** EXERCISE DETAILS **
Check each line of the listing for the string "debugpy", then state how many lines have it. Only the number is wanted.
------ RECORDS FOR THIS TASK
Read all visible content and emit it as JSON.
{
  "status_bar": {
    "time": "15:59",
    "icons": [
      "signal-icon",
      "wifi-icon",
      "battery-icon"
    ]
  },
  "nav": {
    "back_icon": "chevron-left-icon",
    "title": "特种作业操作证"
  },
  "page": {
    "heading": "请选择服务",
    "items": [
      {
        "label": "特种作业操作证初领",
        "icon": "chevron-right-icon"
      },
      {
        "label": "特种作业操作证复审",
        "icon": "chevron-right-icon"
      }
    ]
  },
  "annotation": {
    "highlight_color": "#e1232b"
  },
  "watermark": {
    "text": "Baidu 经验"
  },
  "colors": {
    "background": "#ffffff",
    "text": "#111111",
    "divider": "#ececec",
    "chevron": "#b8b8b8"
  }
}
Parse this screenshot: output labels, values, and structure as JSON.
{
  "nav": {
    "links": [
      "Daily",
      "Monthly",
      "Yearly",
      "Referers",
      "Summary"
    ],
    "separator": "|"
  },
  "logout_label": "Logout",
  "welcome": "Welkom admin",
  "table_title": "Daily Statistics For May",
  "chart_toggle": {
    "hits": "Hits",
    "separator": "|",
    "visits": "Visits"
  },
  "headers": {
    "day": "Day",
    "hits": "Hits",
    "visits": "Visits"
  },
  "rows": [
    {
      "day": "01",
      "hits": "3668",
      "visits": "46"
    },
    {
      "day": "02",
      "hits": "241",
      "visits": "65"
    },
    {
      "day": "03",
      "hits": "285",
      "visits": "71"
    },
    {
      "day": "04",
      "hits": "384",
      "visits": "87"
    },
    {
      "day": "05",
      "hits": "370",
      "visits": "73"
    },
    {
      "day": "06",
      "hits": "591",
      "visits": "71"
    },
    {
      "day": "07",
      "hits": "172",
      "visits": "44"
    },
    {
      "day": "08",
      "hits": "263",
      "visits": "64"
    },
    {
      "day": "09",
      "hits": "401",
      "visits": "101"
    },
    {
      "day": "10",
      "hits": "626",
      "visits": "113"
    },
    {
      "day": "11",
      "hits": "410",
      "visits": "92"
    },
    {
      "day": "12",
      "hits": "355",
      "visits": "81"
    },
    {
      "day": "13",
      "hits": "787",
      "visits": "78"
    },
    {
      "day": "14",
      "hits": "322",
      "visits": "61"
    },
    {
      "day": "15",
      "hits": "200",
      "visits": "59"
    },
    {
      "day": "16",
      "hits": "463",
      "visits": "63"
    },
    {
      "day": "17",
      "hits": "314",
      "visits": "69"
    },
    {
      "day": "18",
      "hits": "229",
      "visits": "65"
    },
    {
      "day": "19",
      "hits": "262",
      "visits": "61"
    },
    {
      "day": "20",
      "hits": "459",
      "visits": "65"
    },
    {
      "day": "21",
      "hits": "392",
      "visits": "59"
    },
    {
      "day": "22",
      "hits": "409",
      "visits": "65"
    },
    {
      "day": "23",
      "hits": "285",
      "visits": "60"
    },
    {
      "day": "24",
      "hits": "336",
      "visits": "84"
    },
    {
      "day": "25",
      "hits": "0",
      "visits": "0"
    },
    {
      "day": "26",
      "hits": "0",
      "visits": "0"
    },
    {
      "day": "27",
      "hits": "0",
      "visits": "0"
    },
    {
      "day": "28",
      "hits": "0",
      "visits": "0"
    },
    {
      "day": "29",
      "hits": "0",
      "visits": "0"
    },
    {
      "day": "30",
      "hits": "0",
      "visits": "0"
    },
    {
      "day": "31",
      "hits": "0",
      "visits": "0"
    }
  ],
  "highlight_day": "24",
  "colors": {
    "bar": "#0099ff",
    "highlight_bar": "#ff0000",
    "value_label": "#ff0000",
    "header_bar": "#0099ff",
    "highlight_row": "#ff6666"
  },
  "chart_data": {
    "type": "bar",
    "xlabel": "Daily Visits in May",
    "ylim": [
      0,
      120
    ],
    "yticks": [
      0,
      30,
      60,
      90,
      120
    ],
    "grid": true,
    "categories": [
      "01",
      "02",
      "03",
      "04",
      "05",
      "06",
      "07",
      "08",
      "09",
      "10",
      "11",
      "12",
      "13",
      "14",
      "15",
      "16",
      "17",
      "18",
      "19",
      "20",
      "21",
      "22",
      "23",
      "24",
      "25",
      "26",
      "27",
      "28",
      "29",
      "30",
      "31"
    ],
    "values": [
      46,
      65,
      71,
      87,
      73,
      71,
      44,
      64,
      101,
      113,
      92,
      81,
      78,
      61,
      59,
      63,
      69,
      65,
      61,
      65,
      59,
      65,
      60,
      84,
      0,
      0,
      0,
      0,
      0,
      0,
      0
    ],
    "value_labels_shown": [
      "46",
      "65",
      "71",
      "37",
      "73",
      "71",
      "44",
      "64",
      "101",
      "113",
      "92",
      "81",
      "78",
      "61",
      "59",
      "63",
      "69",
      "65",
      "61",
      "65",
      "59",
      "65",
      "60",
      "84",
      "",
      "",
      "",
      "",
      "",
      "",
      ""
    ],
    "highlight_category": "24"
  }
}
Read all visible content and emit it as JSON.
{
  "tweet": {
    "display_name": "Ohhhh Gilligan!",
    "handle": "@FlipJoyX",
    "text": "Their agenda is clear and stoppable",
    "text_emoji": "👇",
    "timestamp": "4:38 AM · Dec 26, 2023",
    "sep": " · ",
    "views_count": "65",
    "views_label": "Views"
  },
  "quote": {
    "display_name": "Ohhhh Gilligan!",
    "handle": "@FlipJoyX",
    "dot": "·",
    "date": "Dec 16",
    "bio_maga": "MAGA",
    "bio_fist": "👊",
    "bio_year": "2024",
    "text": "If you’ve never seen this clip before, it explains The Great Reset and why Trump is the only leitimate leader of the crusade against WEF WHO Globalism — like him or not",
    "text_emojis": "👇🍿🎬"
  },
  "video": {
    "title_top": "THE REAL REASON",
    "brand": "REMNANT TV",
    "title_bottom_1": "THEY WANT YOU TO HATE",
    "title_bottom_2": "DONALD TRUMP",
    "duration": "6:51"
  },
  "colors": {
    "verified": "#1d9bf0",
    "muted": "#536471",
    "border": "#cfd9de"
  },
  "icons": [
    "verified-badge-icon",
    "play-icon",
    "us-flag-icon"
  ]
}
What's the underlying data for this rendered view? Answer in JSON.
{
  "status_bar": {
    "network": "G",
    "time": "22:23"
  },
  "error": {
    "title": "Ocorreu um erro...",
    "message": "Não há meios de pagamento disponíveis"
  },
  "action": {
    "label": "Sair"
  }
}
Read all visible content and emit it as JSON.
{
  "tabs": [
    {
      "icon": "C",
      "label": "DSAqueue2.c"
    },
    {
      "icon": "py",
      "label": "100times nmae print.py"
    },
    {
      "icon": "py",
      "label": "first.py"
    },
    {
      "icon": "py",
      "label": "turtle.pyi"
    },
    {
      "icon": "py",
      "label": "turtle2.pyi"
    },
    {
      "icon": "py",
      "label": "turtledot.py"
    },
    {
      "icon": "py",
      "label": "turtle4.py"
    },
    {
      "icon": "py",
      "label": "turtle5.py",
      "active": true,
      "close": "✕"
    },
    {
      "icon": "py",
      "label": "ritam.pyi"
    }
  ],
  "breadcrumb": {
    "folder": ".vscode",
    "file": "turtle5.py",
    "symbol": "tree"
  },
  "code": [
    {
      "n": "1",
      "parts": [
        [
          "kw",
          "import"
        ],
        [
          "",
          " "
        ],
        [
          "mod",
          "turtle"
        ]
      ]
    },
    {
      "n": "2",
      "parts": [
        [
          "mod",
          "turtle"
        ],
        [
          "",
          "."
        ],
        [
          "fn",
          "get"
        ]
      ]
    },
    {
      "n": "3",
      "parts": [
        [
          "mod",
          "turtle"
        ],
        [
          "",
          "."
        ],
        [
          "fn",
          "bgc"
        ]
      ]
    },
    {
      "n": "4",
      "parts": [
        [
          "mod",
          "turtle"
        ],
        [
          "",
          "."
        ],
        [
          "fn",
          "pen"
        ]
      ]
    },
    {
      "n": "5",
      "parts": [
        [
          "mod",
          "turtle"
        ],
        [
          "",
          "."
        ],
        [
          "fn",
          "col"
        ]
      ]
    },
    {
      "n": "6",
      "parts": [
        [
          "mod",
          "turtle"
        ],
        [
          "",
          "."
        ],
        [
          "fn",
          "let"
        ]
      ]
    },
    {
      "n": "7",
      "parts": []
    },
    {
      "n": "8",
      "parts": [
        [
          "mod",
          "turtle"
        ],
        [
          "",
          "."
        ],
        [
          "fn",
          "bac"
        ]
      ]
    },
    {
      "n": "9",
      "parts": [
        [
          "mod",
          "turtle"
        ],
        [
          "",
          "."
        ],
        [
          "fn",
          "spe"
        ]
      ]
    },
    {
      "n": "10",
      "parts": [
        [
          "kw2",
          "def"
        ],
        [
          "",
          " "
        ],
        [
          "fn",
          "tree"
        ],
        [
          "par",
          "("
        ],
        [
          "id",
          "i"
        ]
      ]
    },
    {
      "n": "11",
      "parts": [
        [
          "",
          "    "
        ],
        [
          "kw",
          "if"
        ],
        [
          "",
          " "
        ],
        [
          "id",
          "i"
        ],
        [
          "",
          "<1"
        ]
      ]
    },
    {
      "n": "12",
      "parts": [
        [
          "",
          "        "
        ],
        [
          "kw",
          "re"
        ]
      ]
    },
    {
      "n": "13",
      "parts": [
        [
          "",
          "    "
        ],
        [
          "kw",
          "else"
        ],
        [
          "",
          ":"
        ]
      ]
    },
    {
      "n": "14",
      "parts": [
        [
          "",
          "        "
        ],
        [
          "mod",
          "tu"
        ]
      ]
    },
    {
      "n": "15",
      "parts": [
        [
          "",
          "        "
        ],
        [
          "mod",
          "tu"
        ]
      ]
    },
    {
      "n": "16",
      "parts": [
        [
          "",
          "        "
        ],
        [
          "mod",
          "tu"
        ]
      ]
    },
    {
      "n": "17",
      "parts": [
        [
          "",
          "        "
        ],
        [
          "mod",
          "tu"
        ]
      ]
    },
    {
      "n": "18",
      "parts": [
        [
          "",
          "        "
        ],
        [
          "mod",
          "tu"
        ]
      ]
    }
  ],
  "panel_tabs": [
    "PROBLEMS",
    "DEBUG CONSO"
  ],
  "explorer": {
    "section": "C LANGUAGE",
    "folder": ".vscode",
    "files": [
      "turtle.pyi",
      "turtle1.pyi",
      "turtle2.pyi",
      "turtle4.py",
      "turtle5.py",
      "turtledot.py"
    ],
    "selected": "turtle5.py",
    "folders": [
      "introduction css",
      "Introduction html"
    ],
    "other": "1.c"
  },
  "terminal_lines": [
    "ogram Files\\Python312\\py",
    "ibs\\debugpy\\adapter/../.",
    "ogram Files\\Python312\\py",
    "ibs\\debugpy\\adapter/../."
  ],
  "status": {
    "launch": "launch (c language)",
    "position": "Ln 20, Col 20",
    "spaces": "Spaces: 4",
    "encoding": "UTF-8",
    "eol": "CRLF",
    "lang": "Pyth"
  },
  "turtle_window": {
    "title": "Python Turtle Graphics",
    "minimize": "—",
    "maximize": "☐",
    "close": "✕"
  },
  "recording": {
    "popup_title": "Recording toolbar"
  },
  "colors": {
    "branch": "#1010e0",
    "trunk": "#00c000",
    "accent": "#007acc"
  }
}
------------
** RIGHT ANSWER **
2